### Problem
Give the number of lines that include the string "document", nothing more.

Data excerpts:
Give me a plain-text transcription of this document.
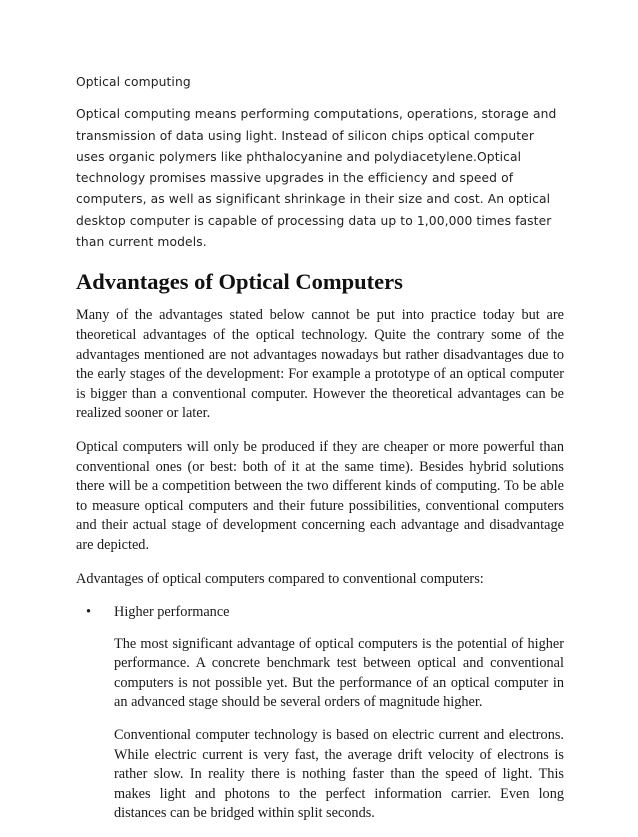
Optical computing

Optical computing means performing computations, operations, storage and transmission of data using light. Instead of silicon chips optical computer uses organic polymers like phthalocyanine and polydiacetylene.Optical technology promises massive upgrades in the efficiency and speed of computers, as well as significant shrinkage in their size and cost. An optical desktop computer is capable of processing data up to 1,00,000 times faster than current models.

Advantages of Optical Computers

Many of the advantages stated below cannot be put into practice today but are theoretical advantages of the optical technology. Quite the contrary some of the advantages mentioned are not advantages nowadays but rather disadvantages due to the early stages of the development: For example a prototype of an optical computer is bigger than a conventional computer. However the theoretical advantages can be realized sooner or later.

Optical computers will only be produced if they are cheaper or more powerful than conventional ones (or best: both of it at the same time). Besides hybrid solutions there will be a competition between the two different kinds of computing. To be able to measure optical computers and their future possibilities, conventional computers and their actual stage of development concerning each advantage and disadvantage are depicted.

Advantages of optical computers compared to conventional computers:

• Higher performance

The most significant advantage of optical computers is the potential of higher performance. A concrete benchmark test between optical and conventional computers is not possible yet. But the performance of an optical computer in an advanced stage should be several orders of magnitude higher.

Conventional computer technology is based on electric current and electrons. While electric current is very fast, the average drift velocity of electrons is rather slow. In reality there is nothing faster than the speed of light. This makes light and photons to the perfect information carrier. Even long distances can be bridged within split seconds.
* * *
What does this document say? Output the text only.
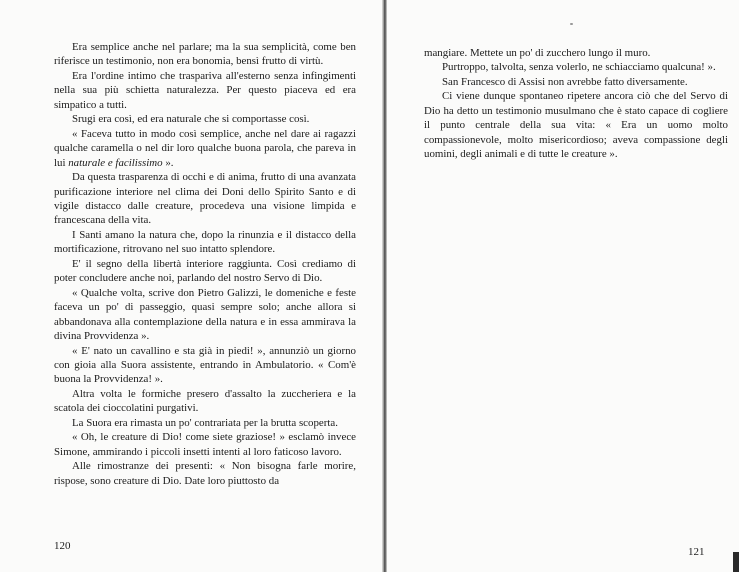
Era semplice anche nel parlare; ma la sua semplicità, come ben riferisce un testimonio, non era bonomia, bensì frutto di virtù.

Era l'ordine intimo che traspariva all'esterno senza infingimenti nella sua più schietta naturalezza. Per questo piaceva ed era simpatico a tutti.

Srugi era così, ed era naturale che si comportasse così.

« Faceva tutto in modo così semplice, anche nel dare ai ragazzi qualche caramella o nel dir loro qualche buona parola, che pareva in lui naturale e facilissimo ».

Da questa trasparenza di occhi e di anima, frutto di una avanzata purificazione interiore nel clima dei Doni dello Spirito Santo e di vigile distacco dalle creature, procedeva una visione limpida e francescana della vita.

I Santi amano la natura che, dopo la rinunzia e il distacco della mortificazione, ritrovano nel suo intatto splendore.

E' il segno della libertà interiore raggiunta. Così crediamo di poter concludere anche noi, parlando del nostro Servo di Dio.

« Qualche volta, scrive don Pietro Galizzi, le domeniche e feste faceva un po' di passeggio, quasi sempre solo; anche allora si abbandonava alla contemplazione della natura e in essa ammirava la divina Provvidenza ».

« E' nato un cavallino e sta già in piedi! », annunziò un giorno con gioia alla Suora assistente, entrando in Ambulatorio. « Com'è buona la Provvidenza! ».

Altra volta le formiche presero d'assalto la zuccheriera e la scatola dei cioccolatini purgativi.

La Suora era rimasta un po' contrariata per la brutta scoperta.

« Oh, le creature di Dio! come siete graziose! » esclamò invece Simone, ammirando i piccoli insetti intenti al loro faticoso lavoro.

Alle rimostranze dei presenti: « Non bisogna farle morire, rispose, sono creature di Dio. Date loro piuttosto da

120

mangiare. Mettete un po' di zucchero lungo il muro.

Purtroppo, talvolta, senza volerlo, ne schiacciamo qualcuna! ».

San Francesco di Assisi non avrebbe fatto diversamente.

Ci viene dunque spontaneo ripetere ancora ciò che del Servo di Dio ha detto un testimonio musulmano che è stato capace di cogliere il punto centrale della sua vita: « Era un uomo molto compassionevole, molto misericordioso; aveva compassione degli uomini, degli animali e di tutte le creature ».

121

### Finished task
2